>>>

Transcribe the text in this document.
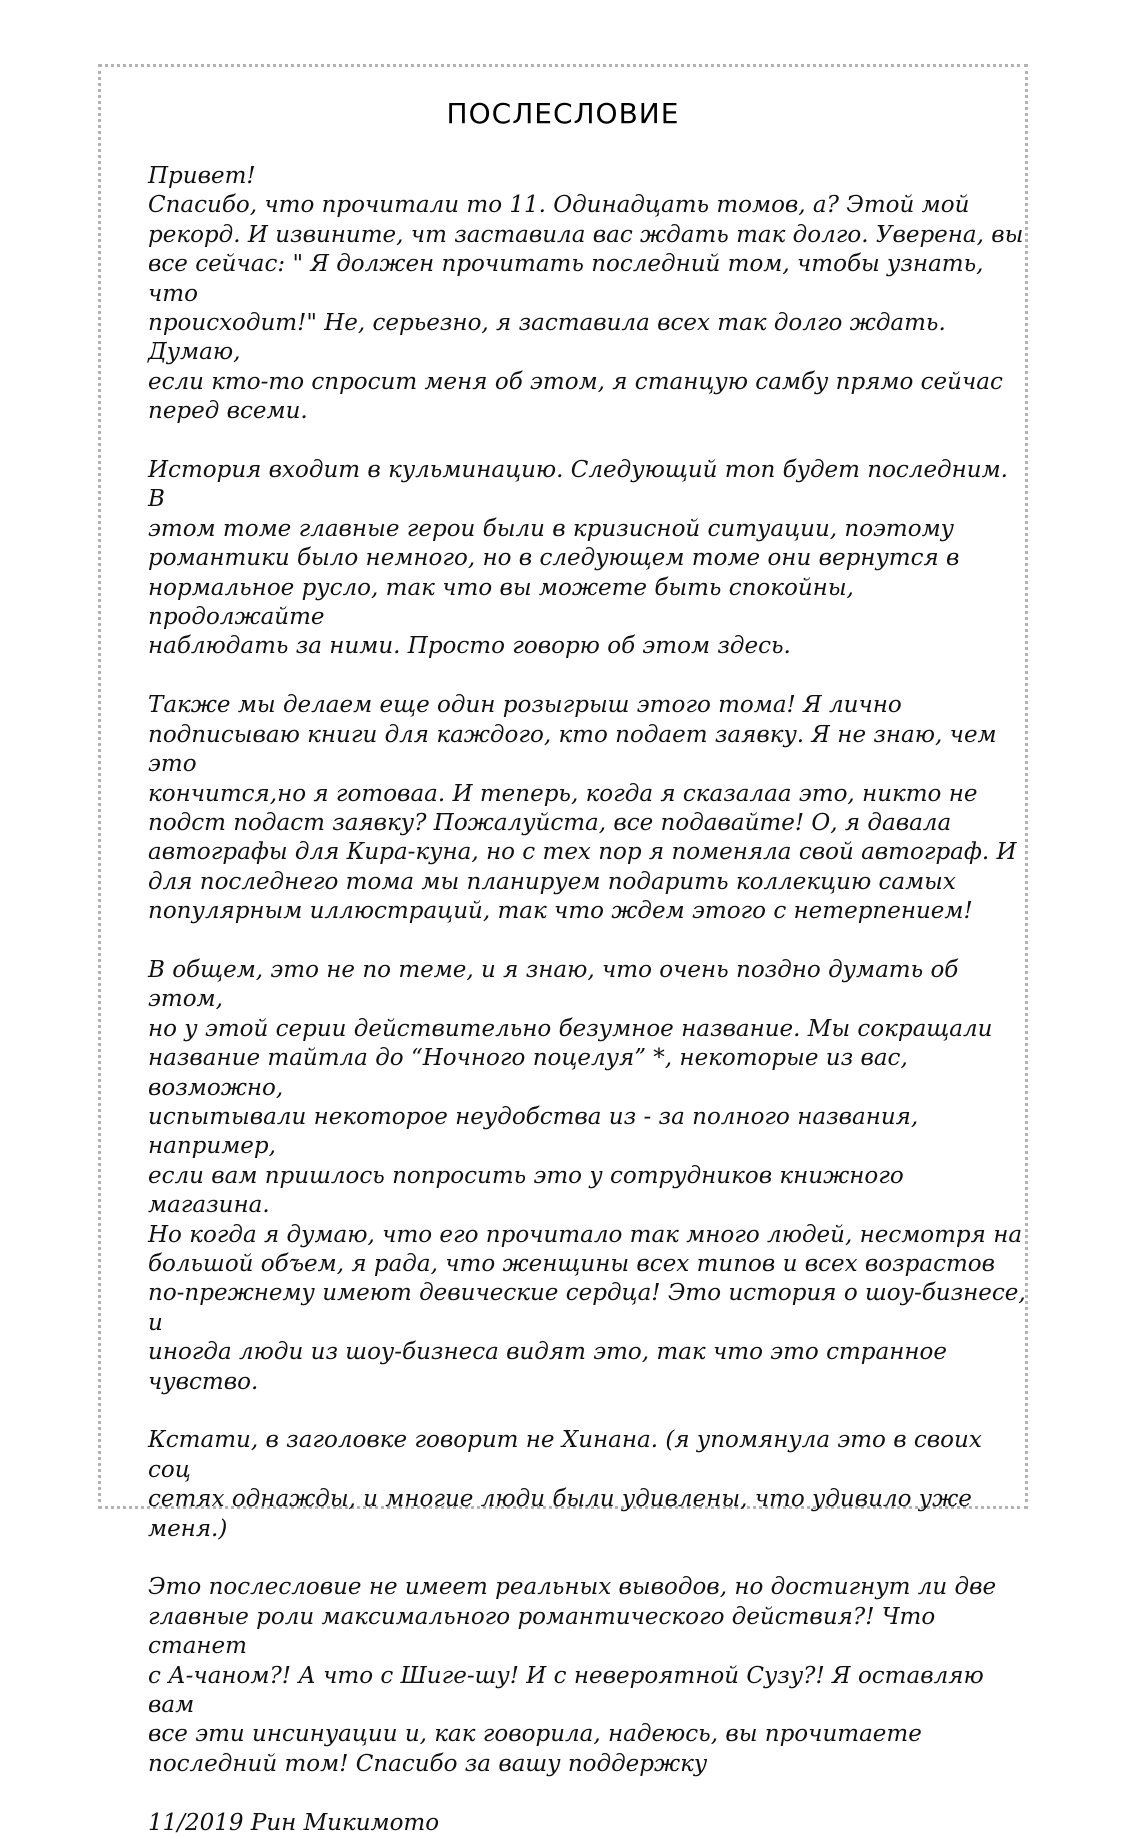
ПОСЛЕСЛОВИЕ

Привет!
Спасибо, что прочитали то 11. Одинадцать томов, а? Этой мой
рекорд. И извините, чт заставила вас ждать так долго. Уверена, вы
все сейчас: " Я должен прочитать последний том, чтобы узнать, что
происходит!" Не, серьезно, я заставила всех так долго ждать. Думаю,
если кто-то спросит меня об этом, я станцую самбу прямо сейчас
перед всеми.

История входит в кульминацию. Следующий топ будет последним. В
этом томе главные герои были в кризисной ситуации, поэтому
романтики было немного, но в следующем томе они вернутся в
нормальное русло, так что вы можете быть спокойны, продолжайте
наблюдать за ними. Просто говорю об этом здесь.

Также мы делаем еще один розыгрыш этого тома! Я лично
подписываю книги для каждого, кто подает заявку. Я не знаю, чем это
кончится,но я готоваа. И теперь, когда я сказалаа это, никто не
подст подаст заявку? Пожалуйста, все подавайте! О, я давала
автографы для Кира-куна, но с тех пор я поменяла свой автограф. И
для последнего тома мы планируем подарить коллекцию самых
популярным иллюстраций, так что ждем этого с нетерпением!

В общем, это не по теме, и я знаю, что очень поздно думать об этом,
но у этой серии действительно безумное название. Мы сокращали
название тайтла до “Ночного поцелуя” *, некоторые из вас, возможно,
испытывали некоторое неудобства из - за полного названия, например,
если вам пришлось попросить это у сотрудников книжного магазина.
Но когда я думаю, что его прочитало так много людей, несмотря на
большой объем, я рада, что женщины всех типов и всех возрастов
по-прежнему имеют девические сердца! Это история о шоу-бизнесе, и
иногда люди из шоу-бизнеса видят это, так что это странное
чувство.

Кстати, в заголовке говорит не Хинана. (я упомянула это в своих соц
сетях однажды, и многие люди были удивлены, что удивило уже
меня.)

Это послесловие не имеет реальных выводов, но достигнут ли две
главные роли максимального романтического действия?! Что станет
с А-чаном?! А что с Шиге-шу! И с невероятной Сузу?! Я оставляю вам
все эти инсинуации и, как говорила, надеюсь, вы прочитаете
последний том! Спасибо за вашу поддержку

11/2019 Рин Микимото
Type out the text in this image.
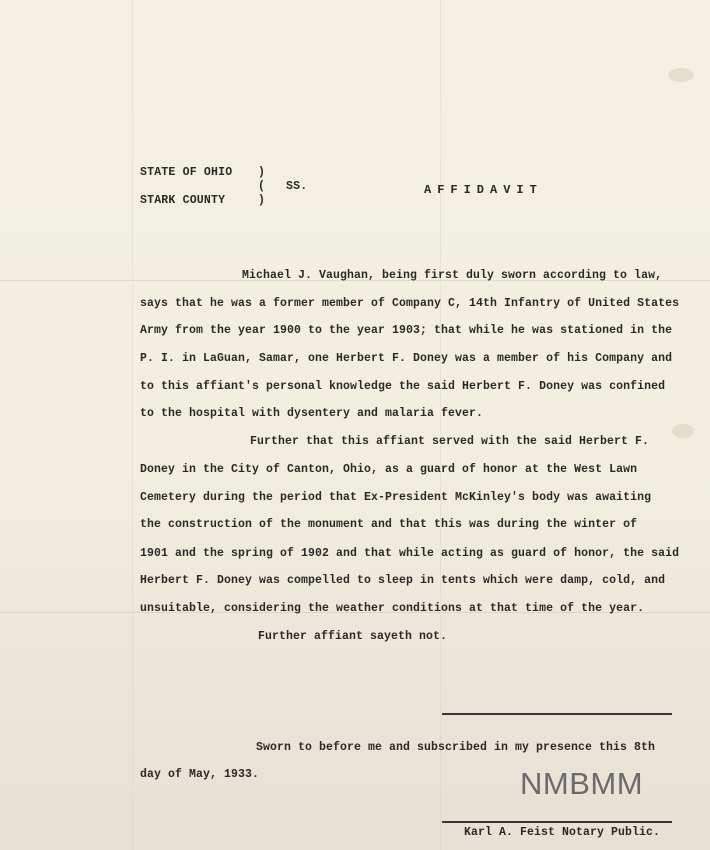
STATE OF OHIO
STARK COUNTY
)
(
)
SS.	AFFIDAVIT
Michael J. Vaughan, being first duly sworn according to law,
says that he was a former member of Company C, 14th Infantry of United States
Army from the year 1900 to the year 1903; that while he was stationed in the
P. I. in LaGuan, Samar, one Herbert F. Doney was a member of his Company and
to this affiant's personal knowledge the said Herbert F. Doney was confined
to the hospital with dysentery and malaria fever.
Further that this affiant served with the said Herbert F.
Doney in the City of Canton, Ohio, as a guard of honor at the West Lawn
Cemetery during the period that Ex-President McKinley's body was awaiting
the construction of the monument and that this was during the winter of
1901 and the spring of 1902 and that while acting as guard of honor, the said
Herbert F. Doney was compelled to sleep in tents which were damp, cold, and
unsuitable, considering the weather conditions at that time of the year.
Further affiant sayeth not.
Sworn to before me and subscribed in my presence this 8th
day of May, 1933.
Karl A. Feist Notary Public.
NMBMM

<<<

_TASK DIRECTIONS_: Show every line above in which the word "Doney" occurs.

_OUTPUT FOR THIS TASK_:
P. I. in LaGuan, Samar, one Herbert F. Doney was a member of his Company and
to this affiant's personal knowledge the said Herbert F. Doney was confined
Doney in the City of Canton, Ohio, as a guard of honor at the West Lawn
Herbert F. Doney was compelled to sleep in tents which were damp, cold, and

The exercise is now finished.